PROBLEMS TO SOLVE:
1) In the passage on Poland's role, where does Poland rank among the world's economies?
2) Please write out the records from the beginning through the line that contains "right-tick: 7.20 [668, 291, 698, 310]", swapping "left-tick" for "left-axis-tick" and leaving everything else the same.

READING PASSAGE:
For Poland, the implications are direct. The natural and strategically significant area of engagement lies in the arc of regions to the south and southeast of Russia, encompassing the South Caucasus and broader Central Asia, where Moscow’s capacity to function as guarantor and regulator is steadily eroding. This process unfolds in the absence of durable substitute mechanisms, generating accumulating risks in security, infrastructure stability, migration, and energy flows—risks that are felt within Europe as well.
In the 1990s, Poland lacked both the economic scale and political position to exert meaningful influence in this space. Today the situation is markedly different. As the world’s twentieth-largest economy, a critical logistical and political hub in the context of the war in Ukraine, and a significant actor within both the European Union and NATO, Poland possesses the capacity to move beyond reactive policy. This includes building direct partnerships with states in the region and co-shaping regional cooperation formats, while leveraging European Union instruments as tools of support, financing, and institutional legitimacy. In this framework, the EU does not substitute Polish agency. It amplifies and scales it.
At the same time, formats such as the G20 should not be viewed as prestige platforms, but as mechanisms for identifying and coordinating functionally relevant actors. The pattern of invitations to the 2026 G20 summit—including Poland, Kazakhstan, and Uzbekistan—suggests that the forum increasingly serves to single out states capable of contributing tangibly to systemic stability, particularly in infrastructure, logistics, raw materials, and supply chain security. In this sense, the G20 may evolve into a platform for building coalitions of middle powers around concrete projects in which Russia ceases to serve as the default regulatory reference point and where its participation is not a prerequisite for effective functional cooperation.

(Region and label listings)
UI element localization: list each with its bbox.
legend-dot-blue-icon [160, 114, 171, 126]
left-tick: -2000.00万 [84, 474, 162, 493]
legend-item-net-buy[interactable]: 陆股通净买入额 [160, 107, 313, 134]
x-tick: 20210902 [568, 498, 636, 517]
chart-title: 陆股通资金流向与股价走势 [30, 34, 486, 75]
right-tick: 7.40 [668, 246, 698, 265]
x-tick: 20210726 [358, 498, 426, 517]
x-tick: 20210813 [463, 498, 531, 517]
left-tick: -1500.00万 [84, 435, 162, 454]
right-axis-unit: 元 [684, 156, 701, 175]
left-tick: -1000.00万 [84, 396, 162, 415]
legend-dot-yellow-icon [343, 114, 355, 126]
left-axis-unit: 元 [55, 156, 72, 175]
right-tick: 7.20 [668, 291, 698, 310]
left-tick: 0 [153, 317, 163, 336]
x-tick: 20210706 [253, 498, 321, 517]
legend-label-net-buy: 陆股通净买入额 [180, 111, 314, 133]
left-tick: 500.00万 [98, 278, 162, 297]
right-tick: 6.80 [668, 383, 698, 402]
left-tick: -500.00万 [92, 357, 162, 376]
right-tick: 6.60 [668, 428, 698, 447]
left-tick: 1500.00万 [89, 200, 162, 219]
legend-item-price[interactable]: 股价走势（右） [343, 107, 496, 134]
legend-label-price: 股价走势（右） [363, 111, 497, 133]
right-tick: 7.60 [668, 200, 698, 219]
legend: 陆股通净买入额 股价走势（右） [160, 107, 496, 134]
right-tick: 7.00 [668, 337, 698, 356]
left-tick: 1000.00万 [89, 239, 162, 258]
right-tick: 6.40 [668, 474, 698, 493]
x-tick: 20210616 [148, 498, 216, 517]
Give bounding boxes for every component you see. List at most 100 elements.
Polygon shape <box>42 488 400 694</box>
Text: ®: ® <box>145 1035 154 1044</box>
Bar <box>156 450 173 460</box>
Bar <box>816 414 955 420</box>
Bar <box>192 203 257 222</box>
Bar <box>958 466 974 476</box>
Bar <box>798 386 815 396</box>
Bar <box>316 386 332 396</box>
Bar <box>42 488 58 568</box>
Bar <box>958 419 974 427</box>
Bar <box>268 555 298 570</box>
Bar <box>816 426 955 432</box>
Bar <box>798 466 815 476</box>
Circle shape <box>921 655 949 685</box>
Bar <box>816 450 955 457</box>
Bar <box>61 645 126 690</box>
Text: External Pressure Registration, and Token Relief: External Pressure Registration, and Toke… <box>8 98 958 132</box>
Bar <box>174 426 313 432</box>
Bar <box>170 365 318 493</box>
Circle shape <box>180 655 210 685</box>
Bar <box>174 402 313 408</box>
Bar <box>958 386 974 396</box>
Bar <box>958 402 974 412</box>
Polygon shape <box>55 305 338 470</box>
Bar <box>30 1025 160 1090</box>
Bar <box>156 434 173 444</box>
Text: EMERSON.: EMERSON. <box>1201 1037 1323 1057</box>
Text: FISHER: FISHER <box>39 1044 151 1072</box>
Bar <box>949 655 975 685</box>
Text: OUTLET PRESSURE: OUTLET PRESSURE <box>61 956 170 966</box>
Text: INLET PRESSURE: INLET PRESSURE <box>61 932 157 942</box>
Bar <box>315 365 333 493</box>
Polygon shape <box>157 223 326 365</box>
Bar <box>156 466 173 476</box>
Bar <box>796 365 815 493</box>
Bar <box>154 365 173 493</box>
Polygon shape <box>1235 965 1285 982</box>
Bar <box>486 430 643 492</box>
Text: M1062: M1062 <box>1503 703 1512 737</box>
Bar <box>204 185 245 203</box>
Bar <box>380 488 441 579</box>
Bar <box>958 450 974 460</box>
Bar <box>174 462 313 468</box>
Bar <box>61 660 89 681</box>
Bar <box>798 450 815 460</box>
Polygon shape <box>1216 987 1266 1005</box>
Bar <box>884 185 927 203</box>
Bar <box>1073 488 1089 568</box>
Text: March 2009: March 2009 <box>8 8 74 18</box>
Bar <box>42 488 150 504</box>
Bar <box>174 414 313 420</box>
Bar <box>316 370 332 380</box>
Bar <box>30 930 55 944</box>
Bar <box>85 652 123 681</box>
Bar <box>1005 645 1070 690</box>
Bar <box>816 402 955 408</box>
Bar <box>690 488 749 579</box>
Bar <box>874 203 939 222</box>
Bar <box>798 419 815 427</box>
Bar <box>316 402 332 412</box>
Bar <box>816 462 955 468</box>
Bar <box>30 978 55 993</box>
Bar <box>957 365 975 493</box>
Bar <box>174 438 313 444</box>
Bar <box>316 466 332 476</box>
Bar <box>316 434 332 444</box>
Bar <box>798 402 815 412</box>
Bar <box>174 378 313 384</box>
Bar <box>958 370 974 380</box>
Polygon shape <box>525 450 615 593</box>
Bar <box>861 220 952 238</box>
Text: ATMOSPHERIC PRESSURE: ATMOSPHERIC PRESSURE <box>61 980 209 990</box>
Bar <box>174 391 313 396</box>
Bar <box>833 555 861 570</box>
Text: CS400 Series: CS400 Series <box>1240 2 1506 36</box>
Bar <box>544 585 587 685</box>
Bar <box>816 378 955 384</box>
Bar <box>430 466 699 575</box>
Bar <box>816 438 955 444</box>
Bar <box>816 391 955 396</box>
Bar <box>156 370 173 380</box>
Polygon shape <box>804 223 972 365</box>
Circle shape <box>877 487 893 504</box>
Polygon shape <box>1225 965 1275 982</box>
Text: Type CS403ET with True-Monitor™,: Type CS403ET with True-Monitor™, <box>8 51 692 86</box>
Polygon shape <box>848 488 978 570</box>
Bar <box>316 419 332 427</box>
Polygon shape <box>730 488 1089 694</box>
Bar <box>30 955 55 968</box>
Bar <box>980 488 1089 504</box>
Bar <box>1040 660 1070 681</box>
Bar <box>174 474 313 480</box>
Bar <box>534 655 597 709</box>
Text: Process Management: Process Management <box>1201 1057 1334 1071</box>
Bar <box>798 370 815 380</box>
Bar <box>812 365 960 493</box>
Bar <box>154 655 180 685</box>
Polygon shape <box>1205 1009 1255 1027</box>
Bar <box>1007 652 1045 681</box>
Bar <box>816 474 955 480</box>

WRITTEN ANSWERS:
1) Poland is the world's twentieth-largest economy.

2)
UI element localization: list each with its bbox.
legend-dot-blue-icon [160, 114, 171, 126]
left-axis-tick: -2000.00万 [84, 474, 162, 493]
legend-item-net-buy[interactable]: 陆股通净买入额 [160, 107, 313, 134]
x-tick: 20210902 [568, 498, 636, 517]
chart-title: 陆股通资金流向与股价走势 [30, 34, 486, 75]
right-tick: 7.40 [668, 246, 698, 265]
x-tick: 20210726 [358, 498, 426, 517]
x-tick: 20210813 [463, 498, 531, 517]
left-axis-tick: -1500.00万 [84, 435, 162, 454]
right-axis-unit: 元 [684, 156, 701, 175]
left-axis-tick: -1000.00万 [84, 396, 162, 415]
legend-dot-yellow-icon [343, 114, 355, 126]
left-axis-unit: 元 [55, 156, 72, 175]
right-tick: 7.20 [668, 291, 698, 310]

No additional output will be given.